• _THE PROBLEM_
Write out, word for word, every line from the one containing "Read out every word on this page." through the last line of the records below, both ends included.
* begin *
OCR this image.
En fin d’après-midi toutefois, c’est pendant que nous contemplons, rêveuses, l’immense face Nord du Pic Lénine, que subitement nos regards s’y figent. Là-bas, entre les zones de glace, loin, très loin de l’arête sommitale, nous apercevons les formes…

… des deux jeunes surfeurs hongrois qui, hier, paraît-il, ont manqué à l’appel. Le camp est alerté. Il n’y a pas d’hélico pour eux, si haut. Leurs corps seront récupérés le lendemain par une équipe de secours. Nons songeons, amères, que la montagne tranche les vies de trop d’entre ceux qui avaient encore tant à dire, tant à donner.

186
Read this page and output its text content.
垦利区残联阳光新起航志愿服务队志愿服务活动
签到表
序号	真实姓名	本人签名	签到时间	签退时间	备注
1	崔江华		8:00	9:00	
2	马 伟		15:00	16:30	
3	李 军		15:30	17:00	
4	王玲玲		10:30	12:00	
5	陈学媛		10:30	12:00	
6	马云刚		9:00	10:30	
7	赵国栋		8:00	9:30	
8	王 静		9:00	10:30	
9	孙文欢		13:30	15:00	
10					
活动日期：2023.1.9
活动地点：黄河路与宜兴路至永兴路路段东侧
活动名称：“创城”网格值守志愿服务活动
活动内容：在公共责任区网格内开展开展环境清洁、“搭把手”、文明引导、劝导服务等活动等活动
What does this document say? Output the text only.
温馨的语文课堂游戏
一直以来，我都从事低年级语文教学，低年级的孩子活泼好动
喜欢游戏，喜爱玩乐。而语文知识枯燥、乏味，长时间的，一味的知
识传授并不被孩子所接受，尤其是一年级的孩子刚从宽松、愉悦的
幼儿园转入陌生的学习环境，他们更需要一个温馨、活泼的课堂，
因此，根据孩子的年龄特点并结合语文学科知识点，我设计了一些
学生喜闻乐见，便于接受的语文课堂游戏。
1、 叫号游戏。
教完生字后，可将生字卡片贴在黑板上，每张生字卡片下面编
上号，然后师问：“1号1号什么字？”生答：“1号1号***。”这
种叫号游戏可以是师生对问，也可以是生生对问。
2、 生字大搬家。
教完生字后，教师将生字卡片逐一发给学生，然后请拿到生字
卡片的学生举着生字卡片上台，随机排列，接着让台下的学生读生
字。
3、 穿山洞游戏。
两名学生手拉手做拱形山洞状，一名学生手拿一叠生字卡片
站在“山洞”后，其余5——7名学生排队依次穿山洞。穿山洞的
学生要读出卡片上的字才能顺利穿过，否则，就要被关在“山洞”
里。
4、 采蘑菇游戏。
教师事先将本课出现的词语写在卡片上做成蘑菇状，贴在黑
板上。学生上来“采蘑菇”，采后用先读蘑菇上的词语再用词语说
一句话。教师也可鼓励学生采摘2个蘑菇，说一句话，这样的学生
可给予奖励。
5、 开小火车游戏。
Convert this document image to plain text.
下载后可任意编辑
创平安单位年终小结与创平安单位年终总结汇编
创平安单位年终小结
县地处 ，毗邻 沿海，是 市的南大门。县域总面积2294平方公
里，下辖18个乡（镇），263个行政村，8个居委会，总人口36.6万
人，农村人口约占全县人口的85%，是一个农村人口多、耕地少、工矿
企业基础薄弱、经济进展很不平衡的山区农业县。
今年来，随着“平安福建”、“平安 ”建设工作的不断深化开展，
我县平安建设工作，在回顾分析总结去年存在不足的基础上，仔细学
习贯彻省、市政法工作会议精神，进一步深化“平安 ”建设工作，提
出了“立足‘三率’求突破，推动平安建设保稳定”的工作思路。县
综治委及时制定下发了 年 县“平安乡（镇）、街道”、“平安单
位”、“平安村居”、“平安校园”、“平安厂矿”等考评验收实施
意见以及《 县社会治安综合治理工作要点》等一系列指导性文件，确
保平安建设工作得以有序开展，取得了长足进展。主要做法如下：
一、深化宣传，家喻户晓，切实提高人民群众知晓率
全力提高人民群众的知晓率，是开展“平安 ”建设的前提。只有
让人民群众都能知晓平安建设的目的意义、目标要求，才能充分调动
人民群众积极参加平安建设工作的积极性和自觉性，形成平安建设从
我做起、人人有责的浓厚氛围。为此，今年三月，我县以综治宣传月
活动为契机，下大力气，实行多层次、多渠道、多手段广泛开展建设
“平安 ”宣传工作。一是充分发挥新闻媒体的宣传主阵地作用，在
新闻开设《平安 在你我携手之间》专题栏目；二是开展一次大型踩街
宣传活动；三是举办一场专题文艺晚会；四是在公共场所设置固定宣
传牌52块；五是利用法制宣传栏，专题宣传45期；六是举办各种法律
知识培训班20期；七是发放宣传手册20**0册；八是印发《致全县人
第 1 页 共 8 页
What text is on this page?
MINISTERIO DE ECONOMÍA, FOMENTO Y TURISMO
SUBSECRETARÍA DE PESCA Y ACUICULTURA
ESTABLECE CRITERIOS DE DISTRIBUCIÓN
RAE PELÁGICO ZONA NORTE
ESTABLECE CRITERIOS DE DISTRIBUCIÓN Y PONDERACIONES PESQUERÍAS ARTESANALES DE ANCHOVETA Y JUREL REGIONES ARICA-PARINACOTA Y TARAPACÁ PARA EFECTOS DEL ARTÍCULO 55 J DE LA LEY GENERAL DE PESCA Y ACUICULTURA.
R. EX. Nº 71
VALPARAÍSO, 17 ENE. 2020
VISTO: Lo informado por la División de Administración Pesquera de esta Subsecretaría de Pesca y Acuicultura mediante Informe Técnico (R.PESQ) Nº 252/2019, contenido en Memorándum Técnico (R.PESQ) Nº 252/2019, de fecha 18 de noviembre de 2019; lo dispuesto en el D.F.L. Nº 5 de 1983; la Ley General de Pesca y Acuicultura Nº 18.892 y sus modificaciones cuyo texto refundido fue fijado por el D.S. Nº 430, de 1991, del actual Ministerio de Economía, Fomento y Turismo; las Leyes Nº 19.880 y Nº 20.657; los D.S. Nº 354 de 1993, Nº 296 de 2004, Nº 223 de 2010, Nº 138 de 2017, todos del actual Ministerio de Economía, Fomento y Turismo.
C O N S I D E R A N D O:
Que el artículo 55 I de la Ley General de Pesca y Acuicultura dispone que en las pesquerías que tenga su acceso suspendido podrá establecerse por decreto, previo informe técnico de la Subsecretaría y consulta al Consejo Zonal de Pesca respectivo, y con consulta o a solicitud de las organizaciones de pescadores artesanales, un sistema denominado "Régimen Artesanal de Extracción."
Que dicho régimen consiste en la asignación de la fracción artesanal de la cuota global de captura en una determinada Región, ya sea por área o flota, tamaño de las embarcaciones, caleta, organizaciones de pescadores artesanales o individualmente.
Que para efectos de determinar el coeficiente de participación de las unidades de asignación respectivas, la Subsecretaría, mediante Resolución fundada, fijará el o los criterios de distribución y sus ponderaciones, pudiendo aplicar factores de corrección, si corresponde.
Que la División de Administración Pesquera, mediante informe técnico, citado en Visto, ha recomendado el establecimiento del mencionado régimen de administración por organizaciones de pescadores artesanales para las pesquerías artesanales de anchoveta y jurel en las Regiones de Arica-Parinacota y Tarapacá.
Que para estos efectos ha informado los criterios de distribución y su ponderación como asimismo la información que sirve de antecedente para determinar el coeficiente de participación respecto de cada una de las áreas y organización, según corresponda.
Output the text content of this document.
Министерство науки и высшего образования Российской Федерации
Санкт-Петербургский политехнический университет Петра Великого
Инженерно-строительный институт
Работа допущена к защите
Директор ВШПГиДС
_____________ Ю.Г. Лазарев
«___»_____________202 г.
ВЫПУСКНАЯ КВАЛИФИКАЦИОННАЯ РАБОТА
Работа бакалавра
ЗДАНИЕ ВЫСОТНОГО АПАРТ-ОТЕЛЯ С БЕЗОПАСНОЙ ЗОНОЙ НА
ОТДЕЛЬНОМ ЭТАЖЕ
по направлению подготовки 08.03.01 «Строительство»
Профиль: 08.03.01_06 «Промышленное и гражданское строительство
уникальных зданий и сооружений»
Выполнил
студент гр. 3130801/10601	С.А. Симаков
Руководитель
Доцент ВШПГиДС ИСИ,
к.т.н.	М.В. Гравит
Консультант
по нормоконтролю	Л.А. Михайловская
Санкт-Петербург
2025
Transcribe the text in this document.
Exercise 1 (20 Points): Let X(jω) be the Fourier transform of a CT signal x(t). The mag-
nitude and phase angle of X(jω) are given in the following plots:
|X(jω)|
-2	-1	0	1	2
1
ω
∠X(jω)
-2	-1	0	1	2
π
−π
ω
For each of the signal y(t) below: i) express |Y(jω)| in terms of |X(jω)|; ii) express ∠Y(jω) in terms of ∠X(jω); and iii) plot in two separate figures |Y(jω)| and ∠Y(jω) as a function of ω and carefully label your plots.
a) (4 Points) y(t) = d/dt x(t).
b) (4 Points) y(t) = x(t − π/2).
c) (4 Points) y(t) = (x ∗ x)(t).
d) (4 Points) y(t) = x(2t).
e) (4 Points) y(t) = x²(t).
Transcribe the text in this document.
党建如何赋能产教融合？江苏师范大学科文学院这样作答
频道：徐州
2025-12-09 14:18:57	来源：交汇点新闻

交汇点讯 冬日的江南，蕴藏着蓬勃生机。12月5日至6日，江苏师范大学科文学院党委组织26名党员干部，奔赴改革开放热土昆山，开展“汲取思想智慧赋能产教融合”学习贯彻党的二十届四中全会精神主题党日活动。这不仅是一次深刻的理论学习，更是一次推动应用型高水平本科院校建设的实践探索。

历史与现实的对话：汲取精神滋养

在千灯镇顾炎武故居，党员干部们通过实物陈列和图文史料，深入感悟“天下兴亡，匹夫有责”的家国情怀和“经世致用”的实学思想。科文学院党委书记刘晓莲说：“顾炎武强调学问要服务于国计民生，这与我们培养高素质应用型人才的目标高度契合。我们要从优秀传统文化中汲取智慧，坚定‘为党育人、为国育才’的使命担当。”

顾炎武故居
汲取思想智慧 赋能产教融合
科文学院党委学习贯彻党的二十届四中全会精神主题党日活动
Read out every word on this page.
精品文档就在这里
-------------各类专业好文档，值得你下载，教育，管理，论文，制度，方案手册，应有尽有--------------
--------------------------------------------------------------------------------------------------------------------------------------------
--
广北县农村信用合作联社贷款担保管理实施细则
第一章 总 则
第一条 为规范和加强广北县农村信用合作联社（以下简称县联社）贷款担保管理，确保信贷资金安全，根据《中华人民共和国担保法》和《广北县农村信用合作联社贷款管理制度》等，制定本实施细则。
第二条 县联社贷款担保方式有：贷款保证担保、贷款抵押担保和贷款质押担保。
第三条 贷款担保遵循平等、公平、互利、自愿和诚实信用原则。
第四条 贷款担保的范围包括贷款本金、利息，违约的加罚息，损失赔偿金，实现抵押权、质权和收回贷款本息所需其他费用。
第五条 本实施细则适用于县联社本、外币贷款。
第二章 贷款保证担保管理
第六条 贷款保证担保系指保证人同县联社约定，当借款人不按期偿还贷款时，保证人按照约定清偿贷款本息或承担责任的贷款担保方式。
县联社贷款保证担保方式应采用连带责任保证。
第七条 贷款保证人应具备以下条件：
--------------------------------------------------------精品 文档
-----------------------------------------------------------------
* end *
• _OUTPUT OF THE TASK_
Read out every word on this page.
精品文档就在这里
-------------各类专业好文档，值得你下载，教育，管理，论文，制度，方案手册，应有尽有--------------
--------------------------------------------------------------------------------------------------------------------------------------------
--
广北县农村信用合作联社贷款担保管理实施细则
第一章 总 则
第一条 为规范和加强广北县农村信用合作联社（以下简称县联社）贷款担保管理，确保信贷资金安全，根据《中华人民共和国担保法》和《广北县农村信用合作联社贷款管理制度》等，制定本实施细则。
第二条 县联社贷款担保方式有：贷款保证担保、贷款抵押担保和贷款质押担保。
第三条 贷款担保遵循平等、公平、互利、自愿和诚实信用原则。
第四条 贷款担保的范围包括贷款本金、利息，违约的加罚息，损失赔偿金，实现抵押权、质权和收回贷款本息所需其他费用。
第五条 本实施细则适用于县联社本、外币贷款。
第二章 贷款保证担保管理
第六条 贷款保证担保系指保证人同县联社约定，当借款人不按期偿还贷款时，保证人按照约定清偿贷款本息或承担责任的贷款担保方式。
县联社贷款保证担保方式应采用连带责任保证。
第七条 贷款保证人应具备以下条件：
--------------------------------------------------------精品 文档
-----------------------------------------------------------------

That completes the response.